Written request. Transcribe the records below exactly as they appear, omitting any pictures.

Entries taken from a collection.
━━━━

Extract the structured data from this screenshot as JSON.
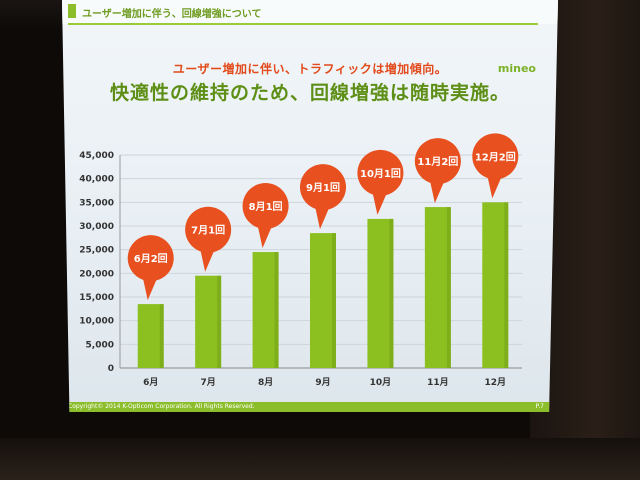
{
  "slide": {
    "section_title": "ユーザー増加に伴う、回線増強について",
    "headline_sub": "ユーザー増加に伴い、トラフィックは増加傾向。",
    "headline_main": "快適性の維持のため、回線増強は随時実施。",
    "logo": "mineo",
    "footer": "Copyright© 2014 K-Opticom Corporation. All Rights Reserved.",
    "page_number": "P.7"
  },
  "colors": {
    "bar": "#8cc021",
    "bar_dark": "#6f9d14",
    "bubble": "#e8501f",
    "accent": "#8cbd2b"
  },
  "chart_data": {
    "type": "bar",
    "categories": [
      "6月",
      "7月",
      "8月",
      "9月",
      "10月",
      "11月",
      "12月"
    ],
    "values": [
      13500,
      19500,
      24500,
      28500,
      31500,
      34000,
      35000
    ],
    "annotations": [
      "6月2回",
      "7月1回",
      "8月1回",
      "9月1回",
      "10月1回",
      "11月2回",
      "12月2回"
    ],
    "ylim": [
      0,
      45000
    ],
    "yticks": [
      "0",
      "5,000",
      "10,000",
      "15,000",
      "20,000",
      "25,000",
      "30,000",
      "35,000",
      "40,000",
      "45,000"
    ],
    "ytick_values": [
      0,
      5000,
      10000,
      15000,
      20000,
      25000,
      30000,
      35000,
      40000,
      45000
    ],
    "grid": true,
    "title": "",
    "xlabel": "",
    "ylabel": ""
  }
}
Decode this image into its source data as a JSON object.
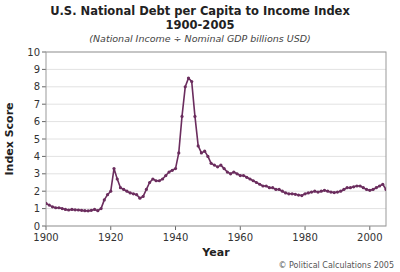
{
  "chart_data": {
    "type": "line",
    "title": [
      "U.S. National Debt per Capita to Income Index",
      "1900-2005"
    ],
    "subtitle": "(National Income ÷ Nominal GDP billions USD)",
    "x_label": "Year",
    "y_label": "Index Score",
    "annotations": [
      "© Political Calculations 2005"
    ],
    "color": "#6b2d5e",
    "marker": "circle",
    "grid": true,
    "xlim": [
      1900,
      2005
    ],
    "ylim": [
      0,
      10
    ],
    "xticks": [
      1900,
      1920,
      1940,
      1960,
      1980,
      2000
    ],
    "yticks": [
      0,
      1,
      2,
      3,
      4,
      5,
      6,
      7,
      8,
      9,
      10
    ],
    "x": [
      1900,
      1901,
      1902,
      1903,
      1904,
      1905,
      1906,
      1907,
      1908,
      1909,
      1910,
      1911,
      1912,
      1913,
      1914,
      1915,
      1916,
      1917,
      1918,
      1919,
      1920,
      1921,
      1922,
      1923,
      1924,
      1925,
      1926,
      1927,
      1928,
      1929,
      1930,
      1931,
      1932,
      1933,
      1934,
      1935,
      1936,
      1937,
      1938,
      1939,
      1940,
      1941,
      1942,
      1943,
      1944,
      1945,
      1946,
      1947,
      1948,
      1949,
      1950,
      1951,
      1952,
      1953,
      1954,
      1955,
      1956,
      1957,
      1958,
      1959,
      1960,
      1961,
      1962,
      1963,
      1964,
      1965,
      1966,
      1967,
      1968,
      1969,
      1970,
      1971,
      1972,
      1973,
      1974,
      1975,
      1976,
      1977,
      1978,
      1979,
      1980,
      1981,
      1982,
      1983,
      1984,
      1985,
      1986,
      1987,
      1988,
      1989,
      1990,
      1991,
      1992,
      1993,
      1994,
      1995,
      1996,
      1997,
      1998,
      1999,
      2000,
      2001,
      2002,
      2003,
      2004,
      2005
    ],
    "values": [
      1.3,
      1.2,
      1.1,
      1.05,
      1.05,
      1.0,
      0.95,
      0.92,
      0.95,
      0.93,
      0.92,
      0.9,
      0.88,
      0.87,
      0.9,
      0.95,
      0.88,
      1.0,
      1.5,
      1.8,
      2.0,
      3.3,
      2.7,
      2.2,
      2.1,
      2.0,
      1.9,
      1.85,
      1.8,
      1.6,
      1.7,
      2.1,
      2.5,
      2.7,
      2.6,
      2.6,
      2.7,
      2.9,
      3.1,
      3.2,
      3.3,
      4.2,
      6.3,
      8.0,
      8.5,
      8.3,
      6.3,
      4.6,
      4.2,
      4.3,
      4.0,
      3.6,
      3.5,
      3.4,
      3.5,
      3.3,
      3.1,
      3.0,
      3.1,
      3.0,
      2.9,
      2.9,
      2.8,
      2.7,
      2.6,
      2.5,
      2.4,
      2.3,
      2.3,
      2.2,
      2.2,
      2.1,
      2.1,
      2.0,
      1.9,
      1.85,
      1.85,
      1.82,
      1.78,
      1.75,
      1.85,
      1.9,
      1.95,
      2.0,
      1.95,
      2.0,
      2.05,
      2.0,
      1.95,
      1.92,
      1.95,
      2.0,
      2.1,
      2.2,
      2.2,
      2.25,
      2.3,
      2.3,
      2.2,
      2.1,
      2.05,
      2.1,
      2.2,
      2.3,
      2.4,
      2.1
    ]
  }
}
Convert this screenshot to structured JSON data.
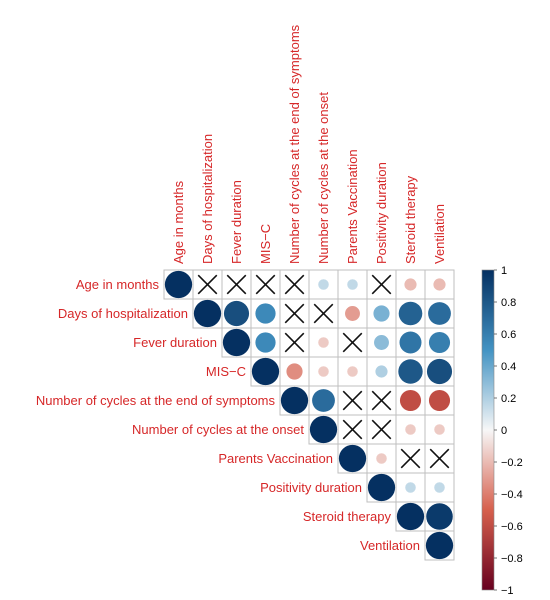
{
  "chart_data": {
    "type": "heatmap",
    "layout": "upper-triangular correlation plot",
    "variables": [
      "Age in months",
      "Days of hospitalization",
      "Fever duration",
      "MIS−C",
      "Number of cycles at the end of symptoms",
      "Number of cycles at the onset",
      "Parents Vaccination",
      "Positivity duration",
      "Steroid therapy",
      "Ventilation"
    ],
    "matrix": [
      [
        1,
        null,
        null,
        null,
        null,
        0.15,
        0.15,
        null,
        -0.2,
        -0.2
      ],
      [
        null,
        1,
        0.85,
        0.55,
        null,
        null,
        -0.3,
        0.35,
        0.75,
        0.7
      ],
      [
        null,
        0.85,
        1,
        0.55,
        null,
        -0.15,
        null,
        0.3,
        0.65,
        0.6
      ],
      [
        null,
        0.55,
        0.55,
        1,
        -0.35,
        -0.15,
        -0.15,
        0.2,
        0.8,
        0.85
      ],
      [
        null,
        null,
        null,
        -0.35,
        1,
        0.7,
        null,
        null,
        -0.6,
        -0.6
      ],
      [
        0.15,
        null,
        -0.15,
        -0.15,
        0.7,
        1,
        null,
        null,
        -0.15,
        -0.15
      ],
      [
        0.15,
        -0.3,
        null,
        -0.15,
        null,
        null,
        1,
        -0.15,
        null,
        null
      ],
      [
        null,
        0.35,
        0.3,
        0.2,
        null,
        null,
        -0.15,
        1,
        0.15,
        0.15
      ],
      [
        -0.2,
        0.75,
        0.65,
        0.8,
        -0.6,
        -0.15,
        null,
        0.15,
        1,
        0.95
      ],
      [
        -0.2,
        0.7,
        0.6,
        0.85,
        -0.6,
        -0.15,
        null,
        0.15,
        0.95,
        1
      ]
    ],
    "colorbar": {
      "range": [
        -1,
        1
      ],
      "ticks": [
        "1",
        "0.8",
        "0.6",
        "0.4",
        "0.2",
        "0",
        "−0.2",
        "−0.4",
        "−0.6",
        "−0.8",
        "−1"
      ],
      "low_color": "#67001f",
      "mid_color": "#f7f7f7",
      "high_color": "#053061"
    },
    "insignificant_marker": "cross",
    "label_color": "#d62728",
    "grid_color": "#bfbfbf"
  }
}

━━━━

Response below.
Extract the structured data from this screenshot as JSON.
{
  "slide": {
    "section_title": "ユーザー増加に伴う、回線増強について",
    "headline_sub": "ユーザー増加に伴い、トラフィックは増加傾向。",
    "headline_main": "快適性の維持のため、回線増強は随時実施。",
    "logo": "mineo",
    "footer": "Copyright© 2014 K-Opticom Corporation. All Rights Reserved.",
    "page_number": "P.7"
  },
  "colors": {
    "bar": "#8cc021",
    "bar_dark": "#6f9d14",
    "bubble": "#e8501f",
    "accent": "#8cbd2b"
  },
  "chart_data": {
    "type": "bar",
    "categories": [
      "6月",
      "7月",
      "8月",
      "9月",
      "10月",
      "11月",
      "12月"
    ],
    "values": [
      13500,
      19500,
      24500,
      28500,
      31500,
      34000,
      35000
    ],
    "annotations": [
      "6月2回",
      "7月1回",
      "8月1回",
      "9月1回",
      "10月1回",
      "11月2回",
      "12月2回"
    ],
    "ylim": [
      0,
      45000
    ],
    "yticks": [
      "0",
      "5,000",
      "10,000",
      "15,000",
      "20,000",
      "25,000",
      "30,000",
      "35,000",
      "40,000",
      "45,000"
    ],
    "ytick_values": [
      0,
      5000,
      10000,
      15000,
      20000,
      25000,
      30000,
      35000,
      40000,
      45000
    ],
    "grid": true,
    "title": "",
    "xlabel": "",
    "ylabel": ""
  }
}
Decode this image into its source data as a JSON object.
{
  "chart_data": {
    "type": "line",
    "title": [
      "U.S. National Debt per Capita to Income Index",
      "1900-2005"
    ],
    "subtitle": "(National Income ÷ Nominal GDP billions USD)",
    "x_label": "Year",
    "y_label": "Index Score",
    "annotations": [
      "© Political Calculations 2005"
    ],
    "color": "#6b2d5e",
    "marker": "circle",
    "grid": true,
    "xlim": [
      1900,
      2005
    ],
    "ylim": [
      0,
      10
    ],
    "xticks": [
      1900,
      1920,
      1940,
      1960,
      1980,
      2000
    ],
    "yticks": [
      0,
      1,
      2,
      3,
      4,
      5,
      6,
      7,
      8,
      9,
      10
    ],
    "x": [
      1900,
      1901,
      1902,
      1903,
      1904,
      1905,
      1906,
      1907,
      1908,
      1909,
      1910,
      1911,
      1912,
      1913,
      1914,
      1915,
      1916,
      1917,
      1918,
      1919,
      1920,
      1921,
      1922,
      1923,
      1924,
      1925,
      1926,
      1927,
      1928,
      1929,
      1930,
      1931,
      1932,
      1933,
      1934,
      1935,
      1936,
      1937,
      1938,
      1939,
      1940,
      1941,
      1942,
      1943,
      1944,
      1945,
      1946,
      1947,
      1948,
      1949,
      1950,
      1951,
      1952,
      1953,
      1954,
      1955,
      1956,
      1957,
      1958,
      1959,
      1960,
      1961,
      1962,
      1963,
      1964,
      1965,
      1966,
      1967,
      1968,
      1969,
      1970,
      1971,
      1972,
      1973,
      1974,
      1975,
      1976,
      1977,
      1978,
      1979,
      1980,
      1981,
      1982,
      1983,
      1984,
      1985,
      1986,
      1987,
      1988,
      1989,
      1990,
      1991,
      1992,
      1993,
      1994,
      1995,
      1996,
      1997,
      1998,
      1999,
      2000,
      2001,
      2002,
      2003,
      2004,
      2005
    ],
    "values": [
      1.3,
      1.2,
      1.1,
      1.05,
      1.05,
      1.0,
      0.95,
      0.92,
      0.95,
      0.93,
      0.92,
      0.9,
      0.88,
      0.87,
      0.9,
      0.95,
      0.88,
      1.0,
      1.5,
      1.8,
      2.0,
      3.3,
      2.7,
      2.2,
      2.1,
      2.0,
      1.9,
      1.85,
      1.8,
      1.6,
      1.7,
      2.1,
      2.5,
      2.7,
      2.6,
      2.6,
      2.7,
      2.9,
      3.1,
      3.2,
      3.3,
      4.2,
      6.3,
      8.0,
      8.5,
      8.3,
      6.3,
      4.6,
      4.2,
      4.3,
      4.0,
      3.6,
      3.5,
      3.4,
      3.5,
      3.3,
      3.1,
      3.0,
      3.1,
      3.0,
      2.9,
      2.9,
      2.8,
      2.7,
      2.6,
      2.5,
      2.4,
      2.3,
      2.3,
      2.2,
      2.2,
      2.1,
      2.1,
      2.0,
      1.9,
      1.85,
      1.85,
      1.82,
      1.78,
      1.75,
      1.85,
      1.9,
      1.95,
      2.0,
      1.95,
      2.0,
      2.05,
      2.0,
      1.95,
      1.92,
      1.95,
      2.0,
      2.1,
      2.2,
      2.2,
      2.25,
      2.3,
      2.3,
      2.2,
      2.1,
      2.05,
      2.1,
      2.2,
      2.3,
      2.4,
      2.1
    ]
  }
}
Convert this screenshot to structured JSON data.
{
  "chart_data": {
    "type": "heatmap",
    "layout": "upper-triangular correlation plot",
    "variables": [
      "Age in months",
      "Days of hospitalization",
      "Fever duration",
      "MIS−C",
      "Number of cycles at the end of symptoms",
      "Number of cycles at the onset",
      "Parents Vaccination",
      "Positivity duration",
      "Steroid therapy",
      "Ventilation"
    ],
    "matrix": [
      [
        1,
        null,
        null,
        null,
        null,
        0.15,
        0.15,
        null,
        -0.2,
        -0.2
      ],
      [
        null,
        1,
        0.85,
        0.55,
        null,
        null,
        -0.3,
        0.35,
        0.75,
        0.7
      ],
      [
        null,
        0.85,
        1,
        0.55,
        null,
        -0.15,
        null,
        0.3,
        0.65,
        0.6
      ],
      [
        null,
        0.55,
        0.55,
        1,
        -0.35,
        -0.15,
        -0.15,
        0.2,
        0.8,
        0.85
      ],
      [
        null,
        null,
        null,
        -0.35,
        1,
        0.7,
        null,
        null,
        -0.6,
        -0.6
      ],
      [
        0.15,
        null,
        -0.15,
        -0.15,
        0.7,
        1,
        null,
        null,
        -0.15,
        -0.15
      ],
      [
        0.15,
        -0.3,
        null,
        -0.15,
        null,
        null,
        1,
        -0.15,
        null,
        null
      ],
      [
        null,
        0.35,
        0.3,
        0.2,
        null,
        null,
        -0.15,
        1,
        0.15,
        0.15
      ],
      [
        -0.2,
        0.75,
        0.65,
        0.8,
        -0.6,
        -0.15,
        null,
        0.15,
        1,
        0.95
      ],
      [
        -0.2,
        0.7,
        0.6,
        0.85,
        -0.6,
        -0.15,
        null,
        0.15,
        0.95,
        1
      ]
    ],
    "colorbar": {
      "range": [
        -1,
        1
      ],
      "ticks": [
        "1",
        "0.8",
        "0.6",
        "0.4",
        "0.2",
        "0",
        "−0.2",
        "−0.4",
        "−0.6",
        "−0.8",
        "−1"
      ],
      "low_color": "#67001f",
      "mid_color": "#f7f7f7",
      "high_color": "#053061"
    },
    "insignificant_marker": "cross",
    "label_color": "#d62728",
    "grid_color": "#bfbfbf"
  }
}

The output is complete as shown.